» **Work required**: In full and without alteration, repeat the material.

» **Supplied records**:

▽

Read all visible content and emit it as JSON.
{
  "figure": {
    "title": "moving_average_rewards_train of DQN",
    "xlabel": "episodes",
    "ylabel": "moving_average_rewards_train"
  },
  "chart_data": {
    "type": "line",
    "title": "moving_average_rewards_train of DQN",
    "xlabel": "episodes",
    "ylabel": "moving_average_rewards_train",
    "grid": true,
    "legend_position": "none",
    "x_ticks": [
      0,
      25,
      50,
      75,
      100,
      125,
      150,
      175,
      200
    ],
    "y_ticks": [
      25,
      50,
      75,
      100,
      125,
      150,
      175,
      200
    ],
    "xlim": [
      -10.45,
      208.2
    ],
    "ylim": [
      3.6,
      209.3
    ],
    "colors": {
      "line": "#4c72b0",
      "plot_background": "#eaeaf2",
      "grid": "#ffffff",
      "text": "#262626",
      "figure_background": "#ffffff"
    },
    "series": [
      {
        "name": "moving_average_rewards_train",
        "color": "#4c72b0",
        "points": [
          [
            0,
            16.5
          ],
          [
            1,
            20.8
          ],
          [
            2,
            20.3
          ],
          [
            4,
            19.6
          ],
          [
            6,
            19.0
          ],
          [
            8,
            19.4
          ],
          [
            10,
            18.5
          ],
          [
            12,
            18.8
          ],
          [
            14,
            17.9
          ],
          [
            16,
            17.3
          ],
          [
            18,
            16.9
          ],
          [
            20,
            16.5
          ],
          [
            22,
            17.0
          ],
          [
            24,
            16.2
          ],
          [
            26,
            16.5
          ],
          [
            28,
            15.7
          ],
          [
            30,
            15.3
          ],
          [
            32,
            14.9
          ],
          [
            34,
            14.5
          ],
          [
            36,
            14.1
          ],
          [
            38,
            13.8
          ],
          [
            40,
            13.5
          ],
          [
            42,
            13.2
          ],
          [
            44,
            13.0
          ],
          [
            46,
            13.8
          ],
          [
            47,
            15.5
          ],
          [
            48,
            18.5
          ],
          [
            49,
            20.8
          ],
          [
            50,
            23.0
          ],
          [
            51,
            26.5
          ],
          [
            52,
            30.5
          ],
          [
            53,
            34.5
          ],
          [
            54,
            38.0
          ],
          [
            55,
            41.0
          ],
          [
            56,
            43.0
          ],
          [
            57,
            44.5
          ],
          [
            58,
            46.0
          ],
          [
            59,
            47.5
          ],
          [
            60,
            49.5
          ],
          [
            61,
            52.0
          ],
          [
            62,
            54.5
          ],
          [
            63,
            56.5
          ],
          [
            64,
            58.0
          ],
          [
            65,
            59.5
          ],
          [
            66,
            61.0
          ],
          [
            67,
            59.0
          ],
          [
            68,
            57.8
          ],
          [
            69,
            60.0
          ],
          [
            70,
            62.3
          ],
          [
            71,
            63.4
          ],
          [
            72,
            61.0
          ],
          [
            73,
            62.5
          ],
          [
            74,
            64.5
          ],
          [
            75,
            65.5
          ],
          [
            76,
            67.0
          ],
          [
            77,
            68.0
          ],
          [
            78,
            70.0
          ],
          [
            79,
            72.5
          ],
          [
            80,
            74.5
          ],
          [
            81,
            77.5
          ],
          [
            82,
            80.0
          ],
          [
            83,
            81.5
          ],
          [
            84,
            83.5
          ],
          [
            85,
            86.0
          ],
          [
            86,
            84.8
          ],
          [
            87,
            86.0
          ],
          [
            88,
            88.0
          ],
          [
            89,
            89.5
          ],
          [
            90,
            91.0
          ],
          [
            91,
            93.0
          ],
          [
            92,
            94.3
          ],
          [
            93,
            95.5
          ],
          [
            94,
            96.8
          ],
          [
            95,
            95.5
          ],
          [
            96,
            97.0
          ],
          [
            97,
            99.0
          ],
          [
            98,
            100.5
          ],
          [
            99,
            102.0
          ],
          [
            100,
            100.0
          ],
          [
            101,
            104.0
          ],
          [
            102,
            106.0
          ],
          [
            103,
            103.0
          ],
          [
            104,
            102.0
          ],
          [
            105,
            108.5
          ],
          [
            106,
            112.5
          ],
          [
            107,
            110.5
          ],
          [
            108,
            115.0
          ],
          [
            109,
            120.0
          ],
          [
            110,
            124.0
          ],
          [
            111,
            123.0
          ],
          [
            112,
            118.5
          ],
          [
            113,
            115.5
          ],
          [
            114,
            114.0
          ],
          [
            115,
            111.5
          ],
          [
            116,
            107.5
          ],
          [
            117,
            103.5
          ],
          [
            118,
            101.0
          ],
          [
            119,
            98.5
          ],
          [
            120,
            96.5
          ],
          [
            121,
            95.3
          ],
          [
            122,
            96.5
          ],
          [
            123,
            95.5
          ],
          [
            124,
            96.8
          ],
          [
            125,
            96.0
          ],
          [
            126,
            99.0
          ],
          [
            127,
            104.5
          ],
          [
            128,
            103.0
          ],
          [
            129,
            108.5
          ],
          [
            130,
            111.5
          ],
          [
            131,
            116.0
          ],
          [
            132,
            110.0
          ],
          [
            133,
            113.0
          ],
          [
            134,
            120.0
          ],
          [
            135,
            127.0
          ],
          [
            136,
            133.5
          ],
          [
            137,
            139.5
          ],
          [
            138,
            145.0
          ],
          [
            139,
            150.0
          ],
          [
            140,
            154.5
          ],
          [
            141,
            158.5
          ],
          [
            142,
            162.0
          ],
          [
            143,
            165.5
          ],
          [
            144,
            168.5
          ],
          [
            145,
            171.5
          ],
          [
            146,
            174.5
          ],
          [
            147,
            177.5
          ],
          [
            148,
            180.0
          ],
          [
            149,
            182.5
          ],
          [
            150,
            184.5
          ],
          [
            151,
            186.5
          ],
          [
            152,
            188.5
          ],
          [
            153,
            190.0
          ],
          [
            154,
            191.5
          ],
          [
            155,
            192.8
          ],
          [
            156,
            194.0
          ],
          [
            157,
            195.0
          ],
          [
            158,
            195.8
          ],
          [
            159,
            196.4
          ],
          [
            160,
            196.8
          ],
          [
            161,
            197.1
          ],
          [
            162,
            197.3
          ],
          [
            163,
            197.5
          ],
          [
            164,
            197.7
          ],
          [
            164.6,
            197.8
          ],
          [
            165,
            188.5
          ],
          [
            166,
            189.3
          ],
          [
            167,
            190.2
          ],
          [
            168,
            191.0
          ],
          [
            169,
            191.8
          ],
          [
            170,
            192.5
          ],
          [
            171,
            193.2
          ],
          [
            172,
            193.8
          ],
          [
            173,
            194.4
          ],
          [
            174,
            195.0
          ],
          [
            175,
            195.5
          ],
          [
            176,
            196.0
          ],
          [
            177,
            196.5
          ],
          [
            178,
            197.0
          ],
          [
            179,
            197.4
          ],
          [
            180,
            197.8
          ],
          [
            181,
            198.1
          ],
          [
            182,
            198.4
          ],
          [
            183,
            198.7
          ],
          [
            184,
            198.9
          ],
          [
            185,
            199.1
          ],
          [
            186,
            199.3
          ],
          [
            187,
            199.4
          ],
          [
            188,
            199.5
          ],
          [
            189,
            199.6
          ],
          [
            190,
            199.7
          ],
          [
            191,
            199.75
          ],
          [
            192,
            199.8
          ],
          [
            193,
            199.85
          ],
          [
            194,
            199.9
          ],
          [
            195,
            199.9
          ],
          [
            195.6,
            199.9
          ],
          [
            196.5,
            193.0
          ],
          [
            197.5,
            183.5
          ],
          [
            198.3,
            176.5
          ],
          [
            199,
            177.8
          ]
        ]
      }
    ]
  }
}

△

» **Full response**:
Read all visible content and emit it as JSON.
{
  "figure": {
    "title": "moving_average_rewards_train of DQN",
    "xlabel": "episodes",
    "ylabel": "moving_average_rewards_train"
  },
  "chart_data": {
    "type": "line",
    "title": "moving_average_rewards_train of DQN",
    "xlabel": "episodes",
    "ylabel": "moving_average_rewards_train",
    "grid": true,
    "legend_position": "none",
    "x_ticks": [
      0,
      25,
      50,
      75,
      100,
      125,
      150,
      175,
      200
    ],
    "y_ticks": [
      25,
      50,
      75,
      100,
      125,
      150,
      175,
      200
    ],
    "xlim": [
      -10.45,
      208.2
    ],
    "ylim": [
      3.6,
      209.3
    ],
    "colors": {
      "line": "#4c72b0",
      "plot_background": "#eaeaf2",
      "grid": "#ffffff",
      "text": "#262626",
      "figure_background": "#ffffff"
    },
    "series": [
      {
        "name": "moving_average_rewards_train",
        "color": "#4c72b0",
        "points": [
          [
            0,
            16.5
          ],
          [
            1,
            20.8
          ],
          [
            2,
            20.3
          ],
          [
            4,
            19.6
          ],
          [
            6,
            19.0
          ],
          [
            8,
            19.4
          ],
          [
            10,
            18.5
          ],
          [
            12,
            18.8
          ],
          [
            14,
            17.9
          ],
          [
            16,
            17.3
          ],
          [
            18,
            16.9
          ],
          [
            20,
            16.5
          ],
          [
            22,
            17.0
          ],
          [
            24,
            16.2
          ],
          [
            26,
            16.5
          ],
          [
            28,
            15.7
          ],
          [
            30,
            15.3
          ],
          [
            32,
            14.9
          ],
          [
            34,
            14.5
          ],
          [
            36,
            14.1
          ],
          [
            38,
            13.8
          ],
          [
            40,
            13.5
          ],
          [
            42,
            13.2
          ],
          [
            44,
            13.0
          ],
          [
            46,
            13.8
          ],
          [
            47,
            15.5
          ],
          [
            48,
            18.5
          ],
          [
            49,
            20.8
          ],
          [
            50,
            23.0
          ],
          [
            51,
            26.5
          ],
          [
            52,
            30.5
          ],
          [
            53,
            34.5
          ],
          [
            54,
            38.0
          ],
          [
            55,
            41.0
          ],
          [
            56,
            43.0
          ],
          [
            57,
            44.5
          ],
          [
            58,
            46.0
          ],
          [
            59,
            47.5
          ],
          [
            60,
            49.5
          ],
          [
            61,
            52.0
          ],
          [
            62,
            54.5
          ],
          [
            63,
            56.5
          ],
          [
            64,
            58.0
          ],
          [
            65,
            59.5
          ],
          [
            66,
            61.0
          ],
          [
            67,
            59.0
          ],
          [
            68,
            57.8
          ],
          [
            69,
            60.0
          ],
          [
            70,
            62.3
          ],
          [
            71,
            63.4
          ],
          [
            72,
            61.0
          ],
          [
            73,
            62.5
          ],
          [
            74,
            64.5
          ],
          [
            75,
            65.5
          ],
          [
            76,
            67.0
          ],
          [
            77,
            68.0
          ],
          [
            78,
            70.0
          ],
          [
            79,
            72.5
          ],
          [
            80,
            74.5
          ],
          [
            81,
            77.5
          ],
          [
            82,
            80.0
          ],
          [
            83,
            81.5
          ],
          [
            84,
            83.5
          ],
          [
            85,
            86.0
          ],
          [
            86,
            84.8
          ],
          [
            87,
            86.0
          ],
          [
            88,
            88.0
          ],
          [
            89,
            89.5
          ],
          [
            90,
            91.0
          ],
          [
            91,
            93.0
          ],
          [
            92,
            94.3
          ],
          [
            93,
            95.5
          ],
          [
            94,
            96.8
          ],
          [
            95,
            95.5
          ],
          [
            96,
            97.0
          ],
          [
            97,
            99.0
          ],
          [
            98,
            100.5
          ],
          [
            99,
            102.0
          ],
          [
            100,
            100.0
          ],
          [
            101,
            104.0
          ],
          [
            102,
            106.0
          ],
          [
            103,
            103.0
          ],
          [
            104,
            102.0
          ],
          [
            105,
            108.5
          ],
          [
            106,
            112.5
          ],
          [
            107,
            110.5
          ],
          [
            108,
            115.0
          ],
          [
            109,
            120.0
          ],
          [
            110,
            124.0
          ],
          [
            111,
            123.0
          ],
          [
            112,
            118.5
          ],
          [
            113,
            115.5
          ],
          [
            114,
            114.0
          ],
          [
            115,
            111.5
          ],
          [
            116,
            107.5
          ],
          [
            117,
            103.5
          ],
          [
            118,
            101.0
          ],
          [
            119,
            98.5
          ],
          [
            120,
            96.5
          ],
          [
            121,
            95.3
          ],
          [
            122,
            96.5
          ],
          [
            123,
            95.5
          ],
          [
            124,
            96.8
          ],
          [
            125,
            96.0
          ],
          [
            126,
            99.0
          ],
          [
            127,
            104.5
          ],
          [
            128,
            103.0
          ],
          [
            129,
            108.5
          ],
          [
            130,
            111.5
          ],
          [
            131,
            116.0
          ],
          [
            132,
            110.0
          ],
          [
            133,
            113.0
          ],
          [
            134,
            120.0
          ],
          [
            135,
            127.0
          ],
          [
            136,
            133.5
          ],
          [
            137,
            139.5
          ],
          [
            138,
            145.0
          ],
          [
            139,
            150.0
          ],
          [
            140,
            154.5
          ],
          [
            141,
            158.5
          ],
          [
            142,
            162.0
          ],
          [
            143,
            165.5
          ],
          [
            144,
            168.5
          ],
          [
            145,
            171.5
          ],
          [
            146,
            174.5
          ],
          [
            147,
            177.5
          ],
          [
            148,
            180.0
          ],
          [
            149,
            182.5
          ],
          [
            150,
            184.5
          ],
          [
            151,
            186.5
          ],
          [
            152,
            188.5
          ],
          [
            153,
            190.0
          ],
          [
            154,
            191.5
          ],
          [
            155,
            192.8
          ],
          [
            156,
            194.0
          ],
          [
            157,
            195.0
          ],
          [
            158,
            195.8
          ],
          [
            159,
            196.4
          ],
          [
            160,
            196.8
          ],
          [
            161,
            197.1
          ],
          [
            162,
            197.3
          ],
          [
            163,
            197.5
          ],
          [
            164,
            197.7
          ],
          [
            164.6,
            197.8
          ],
          [
            165,
            188.5
          ],
          [
            166,
            189.3
          ],
          [
            167,
            190.2
          ],
          [
            168,
            191.0
          ],
          [
            169,
            191.8
          ],
          [
            170,
            192.5
          ],
          [
            171,
            193.2
          ],
          [
            172,
            193.8
          ],
          [
            173,
            194.4
          ],
          [
            174,
            195.0
          ],
          [
            175,
            195.5
          ],
          [
            176,
            196.0
          ],
          [
            177,
            196.5
          ],
          [
            178,
            197.0
          ],
          [
            179,
            197.4
          ],
          [
            180,
            197.8
          ],
          [
            181,
            198.1
          ],
          [
            182,
            198.4
          ],
          [
            183,
            198.7
          ],
          [
            184,
            198.9
          ],
          [
            185,
            199.1
          ],
          [
            186,
            199.3
          ],
          [
            187,
            199.4
          ],
          [
            188,
            199.5
          ],
          [
            189,
            199.6
          ],
          [
            190,
            199.7
          ],
          [
            191,
            199.75
          ],
          [
            192,
            199.8
          ],
          [
            193,
            199.85
          ],
          [
            194,
            199.9
          ],
          [
            195,
            199.9
          ],
          [
            195.6,
            199.9
          ],
          [
            196.5,
            193.0
          ],
          [
            197.5,
            183.5
          ],
          [
            198.3,
            176.5
          ],
          [
            199,
            177.8
          ]
        ]
      }
    ]
  }
}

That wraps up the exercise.